## AVAILABLE RECORDS:

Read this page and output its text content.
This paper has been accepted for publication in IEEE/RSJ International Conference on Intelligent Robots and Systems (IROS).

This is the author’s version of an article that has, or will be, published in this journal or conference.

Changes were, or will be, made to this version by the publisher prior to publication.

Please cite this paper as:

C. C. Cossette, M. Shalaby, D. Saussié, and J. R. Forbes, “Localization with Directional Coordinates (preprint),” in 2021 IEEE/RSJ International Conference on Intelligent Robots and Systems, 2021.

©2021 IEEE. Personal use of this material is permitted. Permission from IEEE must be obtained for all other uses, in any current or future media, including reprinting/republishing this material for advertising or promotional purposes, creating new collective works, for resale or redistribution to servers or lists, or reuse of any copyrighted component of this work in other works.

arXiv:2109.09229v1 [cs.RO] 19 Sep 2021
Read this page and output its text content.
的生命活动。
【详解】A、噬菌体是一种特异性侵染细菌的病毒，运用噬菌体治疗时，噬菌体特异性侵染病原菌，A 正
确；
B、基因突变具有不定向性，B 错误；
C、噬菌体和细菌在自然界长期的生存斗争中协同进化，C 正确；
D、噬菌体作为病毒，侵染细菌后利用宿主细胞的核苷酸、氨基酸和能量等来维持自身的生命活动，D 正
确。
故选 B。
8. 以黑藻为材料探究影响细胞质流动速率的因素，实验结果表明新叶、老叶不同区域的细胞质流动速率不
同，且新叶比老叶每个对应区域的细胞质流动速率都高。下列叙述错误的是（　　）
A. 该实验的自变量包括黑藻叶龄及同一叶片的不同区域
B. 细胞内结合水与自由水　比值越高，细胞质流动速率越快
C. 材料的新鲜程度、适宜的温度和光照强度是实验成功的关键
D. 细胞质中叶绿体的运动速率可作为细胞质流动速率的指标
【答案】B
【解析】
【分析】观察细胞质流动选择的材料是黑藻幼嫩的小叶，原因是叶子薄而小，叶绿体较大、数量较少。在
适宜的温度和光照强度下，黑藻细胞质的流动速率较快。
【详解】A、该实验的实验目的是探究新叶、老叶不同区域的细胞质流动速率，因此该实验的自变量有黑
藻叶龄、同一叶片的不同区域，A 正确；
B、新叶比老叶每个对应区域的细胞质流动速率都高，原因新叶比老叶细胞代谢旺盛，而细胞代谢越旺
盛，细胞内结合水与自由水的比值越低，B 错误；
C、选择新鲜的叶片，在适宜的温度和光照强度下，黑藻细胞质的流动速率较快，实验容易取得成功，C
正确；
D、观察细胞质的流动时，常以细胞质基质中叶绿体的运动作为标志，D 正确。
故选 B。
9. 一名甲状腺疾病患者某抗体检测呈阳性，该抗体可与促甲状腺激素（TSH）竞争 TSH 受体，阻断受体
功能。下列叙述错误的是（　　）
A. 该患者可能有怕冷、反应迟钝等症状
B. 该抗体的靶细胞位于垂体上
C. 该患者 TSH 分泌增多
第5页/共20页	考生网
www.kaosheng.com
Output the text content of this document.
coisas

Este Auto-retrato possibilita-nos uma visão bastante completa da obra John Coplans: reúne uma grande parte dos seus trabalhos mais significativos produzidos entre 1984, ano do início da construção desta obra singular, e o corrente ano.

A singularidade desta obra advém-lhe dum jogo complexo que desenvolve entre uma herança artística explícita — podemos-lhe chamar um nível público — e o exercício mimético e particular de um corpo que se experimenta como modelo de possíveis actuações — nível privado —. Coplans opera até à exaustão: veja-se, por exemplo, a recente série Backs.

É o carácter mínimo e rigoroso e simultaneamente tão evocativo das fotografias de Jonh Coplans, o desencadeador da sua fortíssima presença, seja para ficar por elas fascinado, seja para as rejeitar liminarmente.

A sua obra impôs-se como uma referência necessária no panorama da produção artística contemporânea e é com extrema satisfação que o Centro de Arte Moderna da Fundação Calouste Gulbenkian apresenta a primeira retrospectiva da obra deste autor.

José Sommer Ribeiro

## TASK OBJECTIVE:
Select every line in the material above where the string "下列叙述错误的是" occurs, and copy it.

## CORRECT OUTPUT:
同，且新叶比老叶每个对应区域的细胞质流动速率都高。下列叙述错误的是（　　）
功能。下列叙述错误的是（　　）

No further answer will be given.